#### GOAL OF THE EXERCISE:
Copy each line where the word "Directional" occurs.

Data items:
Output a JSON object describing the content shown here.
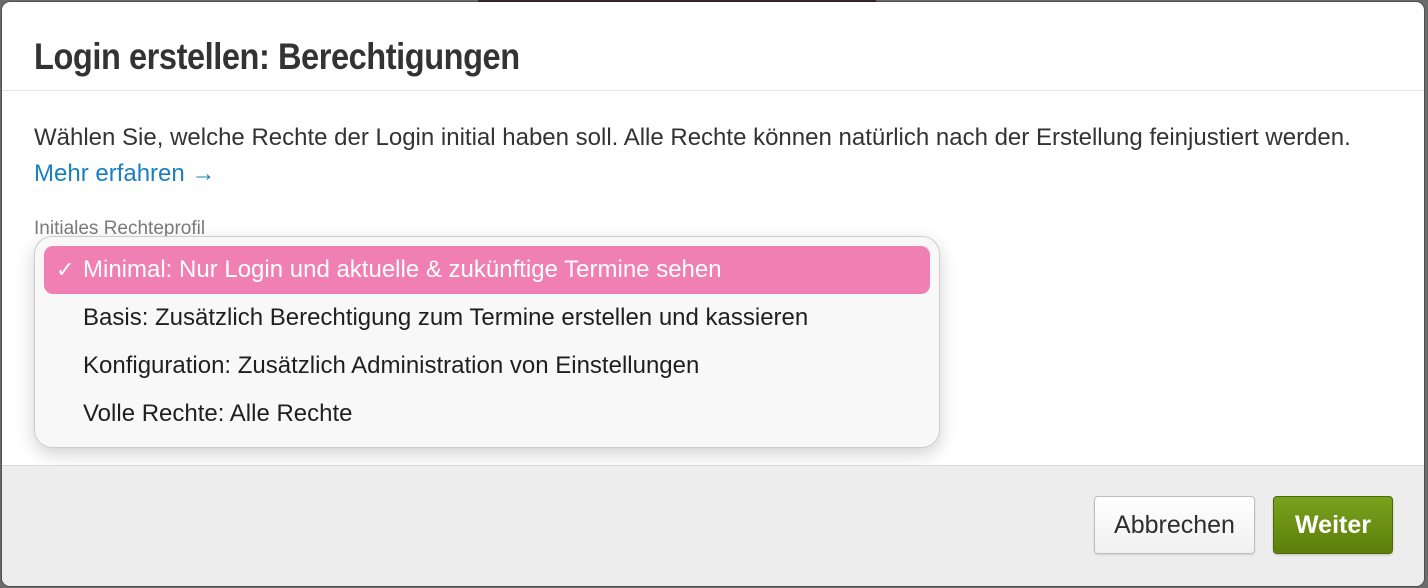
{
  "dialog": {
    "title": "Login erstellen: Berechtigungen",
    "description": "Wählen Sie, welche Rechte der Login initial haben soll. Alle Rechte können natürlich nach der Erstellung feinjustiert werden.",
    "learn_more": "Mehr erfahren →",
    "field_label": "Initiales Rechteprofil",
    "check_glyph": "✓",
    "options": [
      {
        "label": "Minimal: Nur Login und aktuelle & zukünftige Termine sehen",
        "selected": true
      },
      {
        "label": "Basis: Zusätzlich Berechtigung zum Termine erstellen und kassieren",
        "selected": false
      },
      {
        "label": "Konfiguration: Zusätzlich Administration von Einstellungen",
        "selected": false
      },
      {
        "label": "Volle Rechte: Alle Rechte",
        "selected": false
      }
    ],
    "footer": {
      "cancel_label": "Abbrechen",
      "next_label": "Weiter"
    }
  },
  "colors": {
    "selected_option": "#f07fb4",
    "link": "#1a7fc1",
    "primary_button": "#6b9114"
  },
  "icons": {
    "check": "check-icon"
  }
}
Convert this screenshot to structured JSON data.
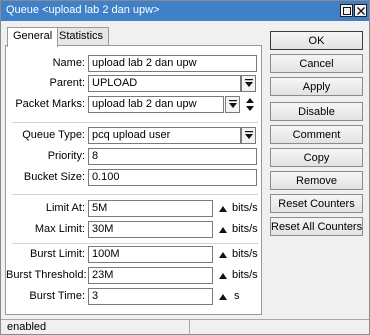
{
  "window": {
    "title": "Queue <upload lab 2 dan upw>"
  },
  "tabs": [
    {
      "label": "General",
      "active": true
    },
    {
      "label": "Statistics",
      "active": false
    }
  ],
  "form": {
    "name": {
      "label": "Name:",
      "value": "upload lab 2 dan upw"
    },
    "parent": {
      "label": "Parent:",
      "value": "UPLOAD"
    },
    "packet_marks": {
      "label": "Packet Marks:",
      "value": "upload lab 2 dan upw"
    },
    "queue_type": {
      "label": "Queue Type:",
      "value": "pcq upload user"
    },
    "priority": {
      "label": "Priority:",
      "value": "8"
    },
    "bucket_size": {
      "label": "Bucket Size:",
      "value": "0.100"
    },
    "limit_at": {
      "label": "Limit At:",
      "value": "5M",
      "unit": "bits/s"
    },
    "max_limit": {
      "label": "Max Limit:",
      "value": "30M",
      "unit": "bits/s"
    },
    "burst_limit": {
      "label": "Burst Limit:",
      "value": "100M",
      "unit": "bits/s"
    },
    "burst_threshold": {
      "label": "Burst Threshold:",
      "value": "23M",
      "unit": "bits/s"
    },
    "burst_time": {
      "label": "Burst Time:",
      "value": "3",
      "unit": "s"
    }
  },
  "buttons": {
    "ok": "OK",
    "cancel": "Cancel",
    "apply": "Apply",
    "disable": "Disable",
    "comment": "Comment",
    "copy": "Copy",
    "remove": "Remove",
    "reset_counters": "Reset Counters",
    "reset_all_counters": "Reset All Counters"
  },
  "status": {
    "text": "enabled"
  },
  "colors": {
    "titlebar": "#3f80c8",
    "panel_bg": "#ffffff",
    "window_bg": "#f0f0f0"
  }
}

* * *

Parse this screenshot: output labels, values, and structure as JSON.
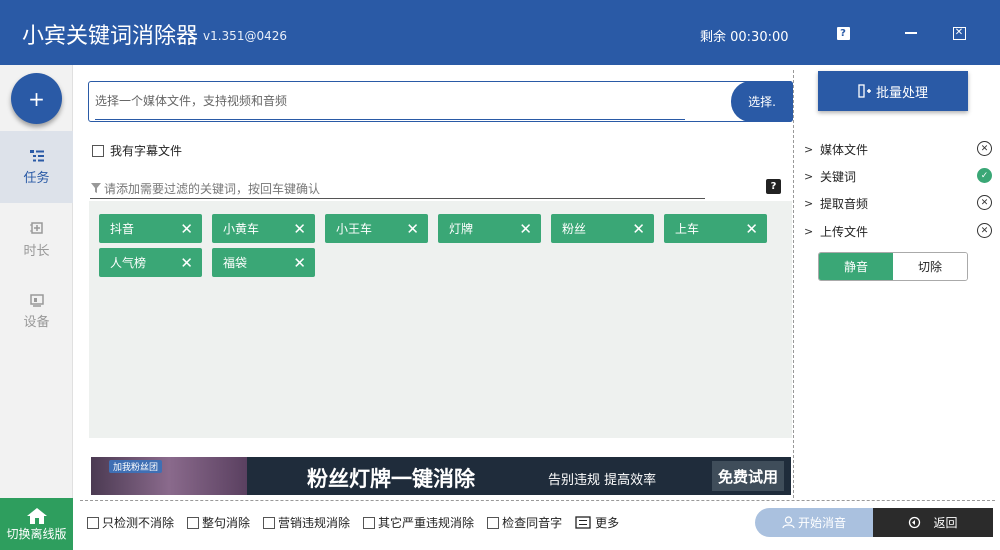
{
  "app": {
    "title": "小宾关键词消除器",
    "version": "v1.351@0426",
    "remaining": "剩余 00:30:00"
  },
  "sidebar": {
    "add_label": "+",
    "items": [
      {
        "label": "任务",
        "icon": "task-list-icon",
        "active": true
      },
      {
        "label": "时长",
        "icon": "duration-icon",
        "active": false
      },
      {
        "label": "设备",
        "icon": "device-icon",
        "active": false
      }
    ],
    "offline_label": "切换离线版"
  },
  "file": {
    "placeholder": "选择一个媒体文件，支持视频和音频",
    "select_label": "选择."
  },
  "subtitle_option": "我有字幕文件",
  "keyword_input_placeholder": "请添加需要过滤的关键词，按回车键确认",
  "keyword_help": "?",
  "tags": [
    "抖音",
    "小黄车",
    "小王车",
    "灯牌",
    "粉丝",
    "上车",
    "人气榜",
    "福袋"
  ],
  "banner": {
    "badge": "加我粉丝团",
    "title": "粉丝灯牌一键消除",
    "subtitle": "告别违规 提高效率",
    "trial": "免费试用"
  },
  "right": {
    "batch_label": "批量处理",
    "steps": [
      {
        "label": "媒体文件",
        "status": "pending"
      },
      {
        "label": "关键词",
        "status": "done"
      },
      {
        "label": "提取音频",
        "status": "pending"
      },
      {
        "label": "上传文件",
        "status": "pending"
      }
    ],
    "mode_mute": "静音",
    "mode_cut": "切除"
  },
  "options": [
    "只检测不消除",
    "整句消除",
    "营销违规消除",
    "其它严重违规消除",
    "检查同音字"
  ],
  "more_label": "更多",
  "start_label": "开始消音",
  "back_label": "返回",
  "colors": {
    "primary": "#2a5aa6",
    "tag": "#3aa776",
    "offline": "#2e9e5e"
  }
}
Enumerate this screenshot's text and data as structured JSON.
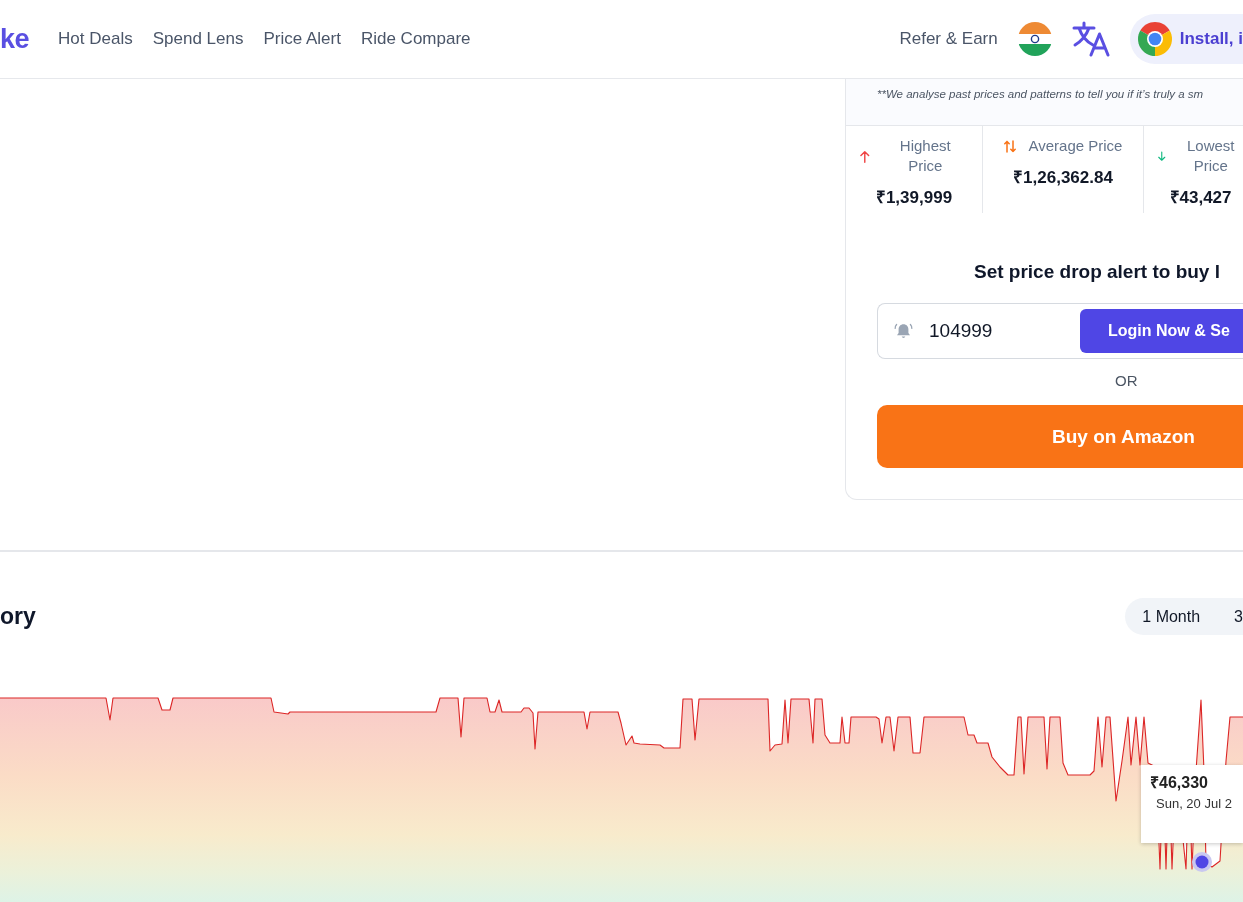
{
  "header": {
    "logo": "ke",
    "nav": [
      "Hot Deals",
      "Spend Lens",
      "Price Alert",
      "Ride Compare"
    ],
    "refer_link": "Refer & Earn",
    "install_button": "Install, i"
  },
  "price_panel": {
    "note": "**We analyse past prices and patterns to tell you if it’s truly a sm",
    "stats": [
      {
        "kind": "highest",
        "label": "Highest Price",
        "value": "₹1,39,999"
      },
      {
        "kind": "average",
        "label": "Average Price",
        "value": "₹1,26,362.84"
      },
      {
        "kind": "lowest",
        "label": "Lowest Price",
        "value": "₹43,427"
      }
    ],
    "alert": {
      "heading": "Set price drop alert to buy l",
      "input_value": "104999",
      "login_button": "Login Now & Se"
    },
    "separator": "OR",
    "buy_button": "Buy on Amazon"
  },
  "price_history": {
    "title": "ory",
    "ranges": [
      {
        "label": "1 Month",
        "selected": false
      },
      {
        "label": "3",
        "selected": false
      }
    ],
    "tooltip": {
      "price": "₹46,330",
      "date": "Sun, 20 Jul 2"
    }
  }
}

---

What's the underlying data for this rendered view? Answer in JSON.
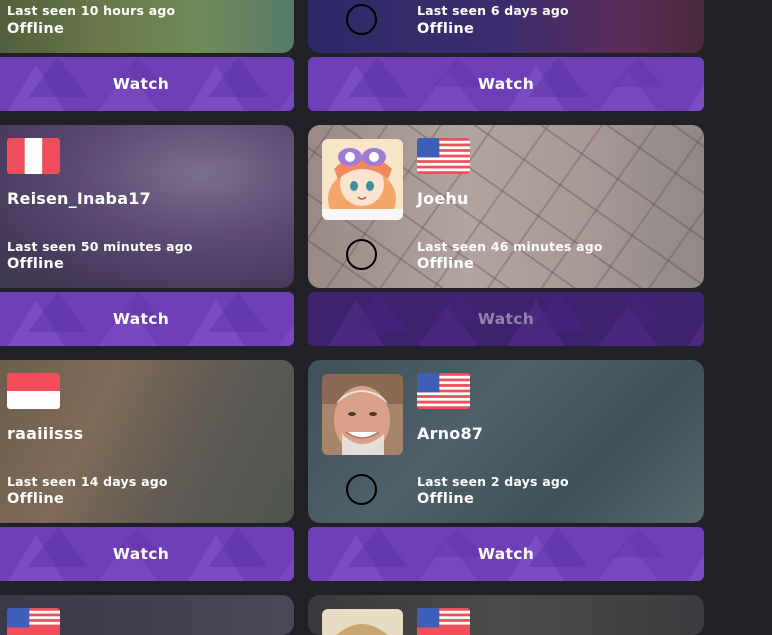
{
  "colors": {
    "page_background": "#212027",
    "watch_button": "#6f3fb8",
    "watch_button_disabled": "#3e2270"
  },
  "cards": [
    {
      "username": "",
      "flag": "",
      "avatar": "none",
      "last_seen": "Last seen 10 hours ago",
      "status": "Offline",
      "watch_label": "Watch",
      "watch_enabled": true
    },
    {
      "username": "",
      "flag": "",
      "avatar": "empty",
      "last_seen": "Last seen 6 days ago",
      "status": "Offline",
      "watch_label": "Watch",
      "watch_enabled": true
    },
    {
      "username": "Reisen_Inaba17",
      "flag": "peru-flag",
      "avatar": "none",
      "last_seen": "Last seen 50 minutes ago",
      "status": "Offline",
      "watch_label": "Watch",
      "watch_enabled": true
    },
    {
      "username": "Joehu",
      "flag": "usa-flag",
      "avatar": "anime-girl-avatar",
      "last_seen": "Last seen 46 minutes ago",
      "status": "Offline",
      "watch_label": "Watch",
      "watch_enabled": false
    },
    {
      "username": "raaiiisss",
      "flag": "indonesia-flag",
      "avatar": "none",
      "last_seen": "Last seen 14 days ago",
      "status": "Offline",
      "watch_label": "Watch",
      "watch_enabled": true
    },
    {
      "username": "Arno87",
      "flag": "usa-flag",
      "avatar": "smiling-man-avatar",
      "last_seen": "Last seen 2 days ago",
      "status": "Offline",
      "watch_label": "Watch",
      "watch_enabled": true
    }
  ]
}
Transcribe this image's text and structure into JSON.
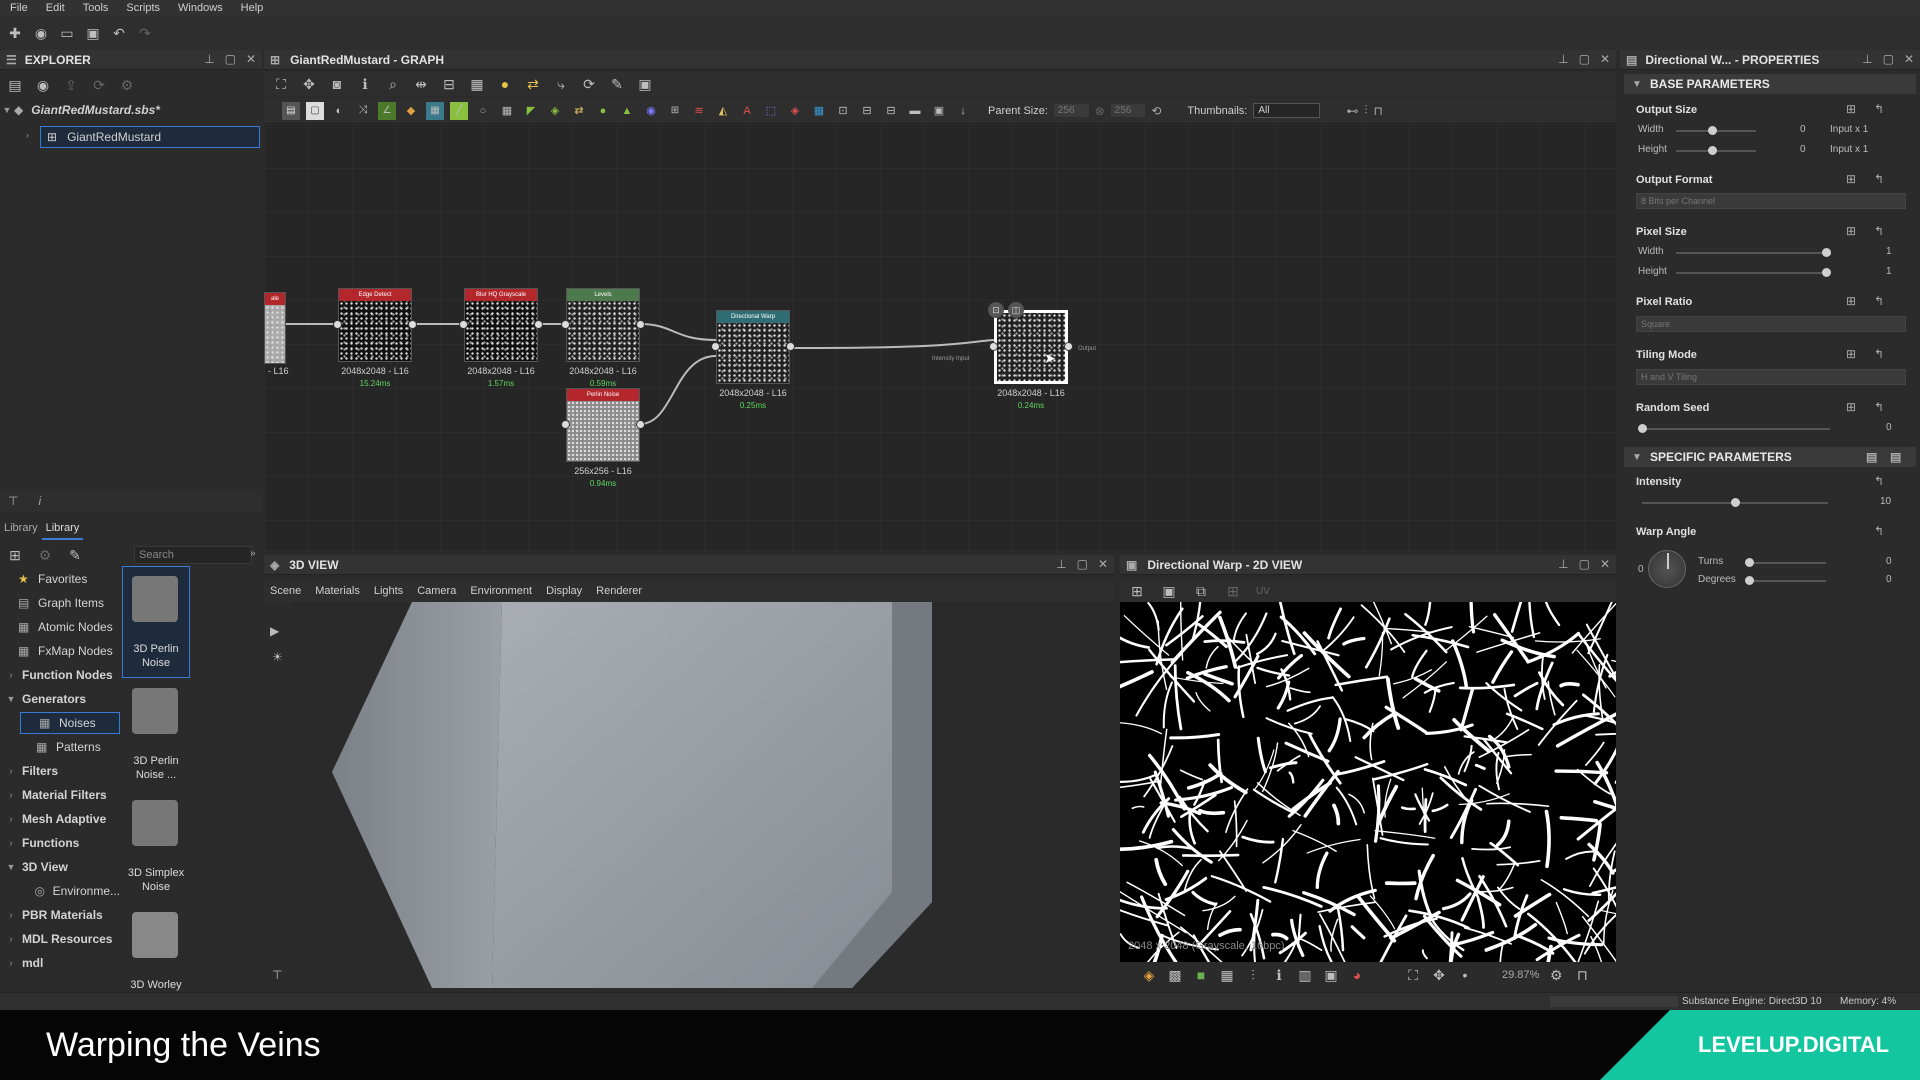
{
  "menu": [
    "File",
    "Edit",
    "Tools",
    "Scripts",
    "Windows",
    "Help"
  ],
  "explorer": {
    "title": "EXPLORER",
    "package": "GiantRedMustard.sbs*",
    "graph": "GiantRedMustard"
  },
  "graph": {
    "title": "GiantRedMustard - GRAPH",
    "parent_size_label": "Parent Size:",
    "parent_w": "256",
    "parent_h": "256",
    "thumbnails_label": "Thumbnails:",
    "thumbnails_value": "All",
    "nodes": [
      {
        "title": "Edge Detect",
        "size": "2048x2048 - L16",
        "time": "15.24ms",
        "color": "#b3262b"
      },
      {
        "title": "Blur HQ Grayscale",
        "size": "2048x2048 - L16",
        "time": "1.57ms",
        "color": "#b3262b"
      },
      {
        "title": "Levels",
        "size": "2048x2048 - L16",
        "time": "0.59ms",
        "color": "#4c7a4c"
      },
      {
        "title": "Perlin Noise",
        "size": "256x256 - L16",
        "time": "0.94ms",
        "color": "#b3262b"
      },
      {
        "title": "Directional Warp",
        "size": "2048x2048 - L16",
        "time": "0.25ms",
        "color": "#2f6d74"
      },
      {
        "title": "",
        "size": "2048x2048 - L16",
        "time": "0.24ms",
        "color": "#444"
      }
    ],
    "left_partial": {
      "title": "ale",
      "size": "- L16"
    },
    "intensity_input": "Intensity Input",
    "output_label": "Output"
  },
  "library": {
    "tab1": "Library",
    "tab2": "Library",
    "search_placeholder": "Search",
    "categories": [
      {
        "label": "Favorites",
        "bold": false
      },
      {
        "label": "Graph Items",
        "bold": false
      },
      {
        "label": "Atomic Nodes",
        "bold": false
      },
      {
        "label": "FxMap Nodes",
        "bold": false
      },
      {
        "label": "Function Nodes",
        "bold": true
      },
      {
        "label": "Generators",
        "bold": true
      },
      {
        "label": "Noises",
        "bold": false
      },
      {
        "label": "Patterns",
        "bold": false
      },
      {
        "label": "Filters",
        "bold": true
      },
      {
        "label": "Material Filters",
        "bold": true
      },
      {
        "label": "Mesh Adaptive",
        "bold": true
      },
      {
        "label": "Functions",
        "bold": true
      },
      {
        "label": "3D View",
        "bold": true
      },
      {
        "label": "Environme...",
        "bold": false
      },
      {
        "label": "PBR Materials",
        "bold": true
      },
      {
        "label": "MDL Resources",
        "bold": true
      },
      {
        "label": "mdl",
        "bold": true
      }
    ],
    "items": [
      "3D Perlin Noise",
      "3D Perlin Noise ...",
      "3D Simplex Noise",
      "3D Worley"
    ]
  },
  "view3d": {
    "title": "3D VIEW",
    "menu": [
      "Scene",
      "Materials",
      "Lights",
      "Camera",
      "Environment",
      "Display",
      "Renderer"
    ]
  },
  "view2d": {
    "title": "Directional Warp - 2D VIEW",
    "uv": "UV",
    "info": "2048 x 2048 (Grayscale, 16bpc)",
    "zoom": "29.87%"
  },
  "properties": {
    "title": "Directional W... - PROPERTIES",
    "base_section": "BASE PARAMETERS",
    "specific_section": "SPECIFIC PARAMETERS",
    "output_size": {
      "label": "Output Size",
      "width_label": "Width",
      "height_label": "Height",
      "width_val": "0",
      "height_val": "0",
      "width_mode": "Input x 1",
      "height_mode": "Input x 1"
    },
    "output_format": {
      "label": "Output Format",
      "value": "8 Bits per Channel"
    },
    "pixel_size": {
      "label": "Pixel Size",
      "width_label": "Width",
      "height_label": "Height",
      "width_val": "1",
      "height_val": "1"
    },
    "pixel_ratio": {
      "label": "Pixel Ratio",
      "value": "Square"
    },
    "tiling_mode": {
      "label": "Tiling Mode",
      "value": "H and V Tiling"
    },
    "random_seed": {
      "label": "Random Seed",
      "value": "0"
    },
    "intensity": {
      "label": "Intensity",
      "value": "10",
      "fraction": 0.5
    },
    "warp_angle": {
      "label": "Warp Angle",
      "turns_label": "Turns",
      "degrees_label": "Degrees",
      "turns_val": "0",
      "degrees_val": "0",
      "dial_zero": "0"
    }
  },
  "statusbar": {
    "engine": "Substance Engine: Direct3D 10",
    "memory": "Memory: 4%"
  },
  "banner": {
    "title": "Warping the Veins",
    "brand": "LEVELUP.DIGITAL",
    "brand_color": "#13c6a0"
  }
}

#### EXERCISE RESPONSE:
        "title": "Directional Warp",
    "title": "Directional Warp - 2D VIEW",
    "title": "Directional W... - PROPERTIES",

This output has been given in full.